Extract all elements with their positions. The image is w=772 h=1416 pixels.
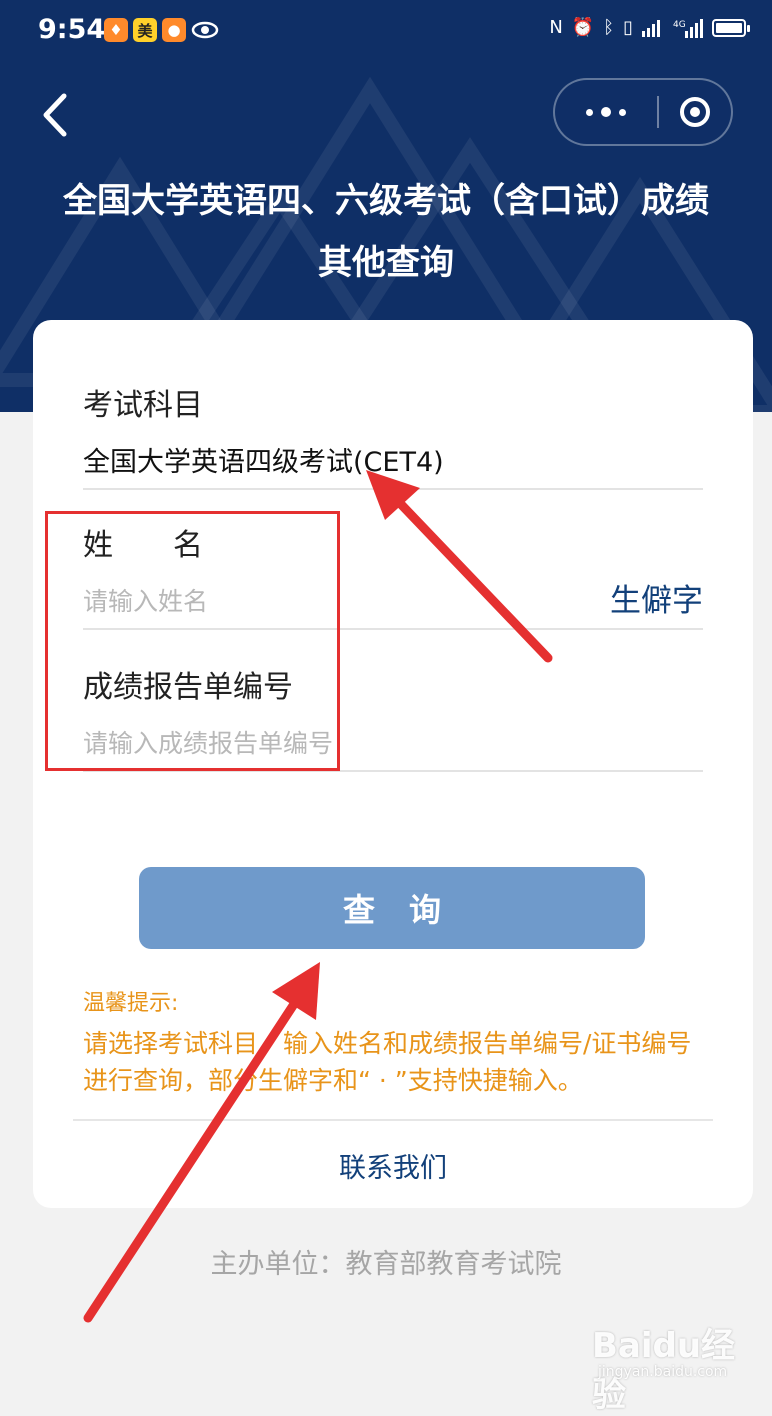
baidu-watermark: Baidu经验 jingyan.baidu.com [592,1318,752,1415]
annotation-arrow [366,470,553,663]
annotation-arrows [83,470,553,1323]
annotation-arrow [83,962,320,1323]
watermark-url: jingyan.baidu.com [598,1364,728,1380]
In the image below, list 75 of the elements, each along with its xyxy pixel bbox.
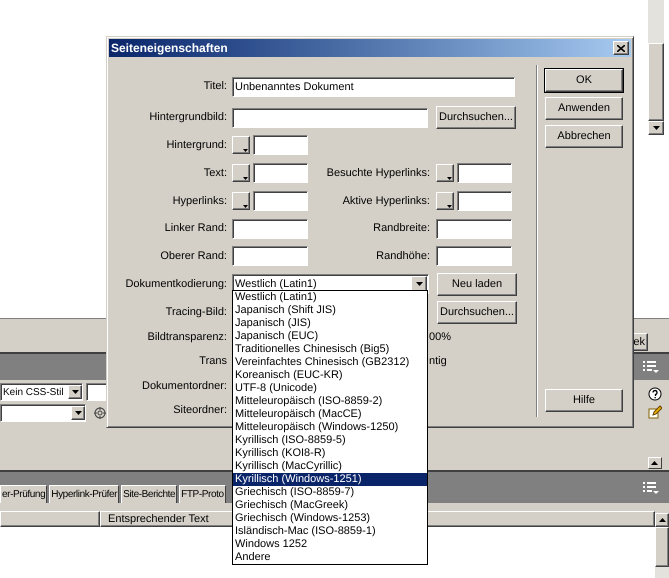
target-icon[interactable]	[94, 407, 106, 419]
dropdown-option[interactable]: Kyrillisch (Windows-1251)	[233, 473, 427, 486]
help-button[interactable]: Hilfe	[545, 389, 623, 412]
caret-icon	[447, 205, 452, 208]
input-field[interactable]	[436, 218, 512, 238]
scroll-up-button[interactable]	[655, 513, 669, 527]
input-field[interactable]	[436, 246, 512, 266]
tab[interactable]: er-Prüfung	[0, 485, 48, 503]
browse-button[interactable]: Durchsuchen...	[437, 300, 517, 324]
field-label: Hyperlinks:	[172, 194, 227, 209]
title-field[interactable]: Unbenanntes Dokument	[232, 76, 515, 96]
field-label: Hintergrundbild:	[148, 110, 227, 126]
caret-icon	[243, 205, 248, 208]
field-label: Tracing-Bild:	[164, 304, 227, 320]
scrollbar-thumb[interactable]	[655, 527, 669, 567]
caret-icon	[243, 177, 248, 180]
input-field[interactable]	[253, 163, 308, 183]
caret-icon	[658, 518, 666, 522]
color-picker-button[interactable]	[436, 192, 454, 210]
color-picker-button[interactable]	[232, 164, 250, 182]
field-label: Text:	[202, 166, 227, 181]
field-text: ntig	[429, 354, 447, 369]
close-button[interactable]	[613, 41, 629, 55]
caret-icon	[651, 461, 658, 465]
field-label: Titel:	[202, 79, 227, 94]
dialog-button[interactable]: Anwenden	[545, 97, 623, 120]
caret-icon	[447, 177, 452, 180]
scrollbar[interactable]	[655, 527, 669, 578]
field-label: Dokumentordner:	[141, 378, 227, 394]
field-label: Siteordner:	[172, 402, 227, 418]
field-label: Aktive Hyperlinks:	[342, 194, 430, 209]
field-label: Linker Rand:	[164, 221, 227, 236]
caret-icon	[74, 411, 82, 415]
input-field[interactable]	[253, 191, 308, 211]
tab[interactable]: FTP-Proto	[179, 485, 226, 503]
scrollbar-thumb[interactable]	[648, 43, 664, 121]
input-field[interactable]	[232, 108, 428, 128]
caret-icon	[416, 282, 422, 286]
input-field[interactable]	[232, 246, 308, 266]
style-select[interactable]: Kein CSS-Stil	[0, 383, 83, 401]
tab[interactable]: Hyperlink-Prüfer	[49, 485, 120, 503]
field-label: Randhöhe:	[375, 248, 430, 264]
caret-icon	[243, 149, 248, 152]
field-text: 00%	[429, 330, 452, 345]
list-menu-icon[interactable]	[643, 482, 659, 494]
field-label: Dokumentkodierung:	[124, 276, 227, 292]
scrollbar[interactable]	[648, 0, 664, 135]
select-field[interactable]	[0, 404, 86, 422]
close-icon	[617, 44, 625, 52]
field-label: Hintergrund:	[165, 138, 227, 153]
input-field[interactable]	[232, 218, 308, 238]
field-label: Oberer Rand:	[159, 248, 227, 264]
input-field[interactable]	[457, 163, 512, 183]
collapse-button[interactable]	[648, 457, 662, 469]
window-title: Seiteneigenschaften	[111, 40, 228, 57]
field-label: Besuchte Hyperlinks:	[326, 166, 430, 181]
browse-button[interactable]: Neu laden	[437, 272, 517, 296]
help-icon[interactable]	[648, 387, 662, 401]
caret-icon	[72, 390, 78, 394]
pencil-icon[interactable]	[648, 405, 662, 419]
input-field[interactable]	[457, 191, 512, 211]
color-picker-button[interactable]	[436, 164, 454, 182]
input-field[interactable]	[253, 135, 308, 155]
field-label: Bildtransparenz:	[146, 330, 227, 345]
color-picker-button[interactable]	[232, 136, 250, 154]
list-menu-icon[interactable]	[643, 361, 659, 373]
browse-button[interactable]: Durchsuchen...	[436, 106, 516, 129]
field-label: Randbreite:	[372, 221, 430, 236]
column-header[interactable]	[0, 511, 100, 527]
dialog-button[interactable]: OK	[545, 69, 623, 92]
field-label: Trans	[198, 354, 227, 369]
dialog-button[interactable]: Abbrechen	[545, 125, 623, 148]
color-picker-button[interactable]	[232, 192, 250, 210]
tab[interactable]: Site-Berichte	[121, 485, 178, 503]
caret-icon	[652, 126, 660, 130]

Written task:
Rewrite all the items above with every occurrence of "caret-icon" changed to "chevron-icon" and everything else left as it is. Omit the pictures from your answer.

Task result:
Extract all elements with their positions. The image is w=772 h=1416 pixels.
baidu-watermark: Baidu经验 jingyan.baidu.com [592,1318,752,1415]
annotation-arrow [366,470,553,663]
annotation-arrows [83,470,553,1323]
annotation-arrow [83,962,320,1323]
watermark-url: jingyan.baidu.com [598,1364,728,1380]
In the image below, list 75 of the elements, each along with its xyxy pixel bbox.
target-icon[interactable]	[94, 407, 106, 419]
dropdown-option[interactable]: Kyrillisch (Windows-1251)	[233, 473, 427, 486]
help-button[interactable]: Hilfe	[545, 389, 623, 412]
chevron-icon	[447, 205, 452, 208]
input-field[interactable]	[436, 218, 512, 238]
scroll-up-button[interactable]	[655, 513, 669, 527]
input-field[interactable]	[436, 246, 512, 266]
tab[interactable]: er-Prüfung	[0, 485, 48, 503]
browse-button[interactable]: Durchsuchen...	[437, 300, 517, 324]
field-label: Hyperlinks:	[172, 194, 227, 209]
title-field[interactable]: Unbenanntes Dokument	[232, 76, 515, 96]
field-label: Hintergrundbild:	[148, 110, 227, 126]
chevron-icon	[243, 205, 248, 208]
field-label: Tracing-Bild:	[164, 304, 227, 320]
scrollbar-thumb[interactable]	[655, 527, 669, 567]
chevron-icon	[243, 177, 248, 180]
input-field[interactable]	[253, 163, 308, 183]
chevron-icon	[658, 518, 666, 522]
color-picker-button[interactable]	[436, 192, 454, 210]
color-picker-button[interactable]	[232, 164, 250, 182]
field-label: Text:	[202, 166, 227, 181]
field-text: ntig	[429, 354, 447, 369]
close-button[interactable]	[613, 41, 629, 55]
chevron-icon	[651, 461, 658, 465]
field-label: Titel:	[202, 79, 227, 94]
dialog-button[interactable]: Anwenden	[545, 97, 623, 120]
chevron-icon	[447, 177, 452, 180]
scrollbar[interactable]	[655, 527, 669, 578]
field-label: Dokumentordner:	[141, 378, 227, 394]
field-label: Siteordner:	[172, 402, 227, 418]
field-label: Aktive Hyperlinks:	[342, 194, 430, 209]
field-label: Linker Rand:	[164, 221, 227, 236]
chevron-icon	[74, 411, 82, 415]
input-field[interactable]	[253, 191, 308, 211]
tab[interactable]: FTP-Proto	[179, 485, 226, 503]
scrollbar-thumb[interactable]	[648, 43, 664, 121]
input-field[interactable]	[232, 108, 428, 128]
chevron-icon	[416, 282, 422, 286]
input-field[interactable]	[232, 246, 308, 266]
style-select[interactable]: Kein CSS-Stil	[0, 383, 83, 401]
tab[interactable]: Hyperlink-Prüfer	[49, 485, 120, 503]
field-label: Randhöhe:	[375, 248, 430, 264]
chevron-icon	[243, 149, 248, 152]
field-text: 00%	[429, 330, 452, 345]
list-menu-icon[interactable]	[643, 482, 659, 494]
field-label: Dokumentkodierung:	[124, 276, 227, 292]
scrollbar[interactable]	[648, 0, 664, 135]
select-field[interactable]	[0, 404, 86, 422]
close-icon	[617, 44, 625, 52]
field-label: Hintergrund:	[165, 138, 227, 153]
input-field[interactable]	[232, 218, 308, 238]
field-label: Oberer Rand:	[159, 248, 227, 264]
input-field[interactable]	[457, 163, 512, 183]
collapse-button[interactable]	[648, 457, 662, 469]
window-title: Seiteneigenschaften	[111, 40, 228, 57]
field-label: Besuchte Hyperlinks:	[326, 166, 430, 181]
browse-button[interactable]: Neu laden	[437, 272, 517, 296]
help-icon[interactable]	[648, 387, 662, 401]
chevron-icon	[72, 390, 78, 394]
pencil-icon[interactable]	[648, 405, 662, 419]
input-field[interactable]	[457, 191, 512, 211]
color-picker-button[interactable]	[436, 164, 454, 182]
input-field[interactable]	[253, 135, 308, 155]
field-label: Bildtransparenz:	[146, 330, 227, 345]
color-picker-button[interactable]	[232, 136, 250, 154]
list-menu-icon[interactable]	[643, 361, 659, 373]
browse-button[interactable]: Durchsuchen...	[436, 106, 516, 129]
field-label: Randbreite:	[372, 221, 430, 236]
column-header[interactable]	[0, 511, 100, 527]
dialog-button[interactable]: OK	[545, 69, 623, 92]
field-label: Trans	[198, 354, 227, 369]
dialog-button[interactable]: Abbrechen	[545, 125, 623, 148]
color-picker-button[interactable]	[232, 192, 250, 210]
tab[interactable]: Site-Berichte	[121, 485, 178, 503]
chevron-icon	[652, 126, 660, 130]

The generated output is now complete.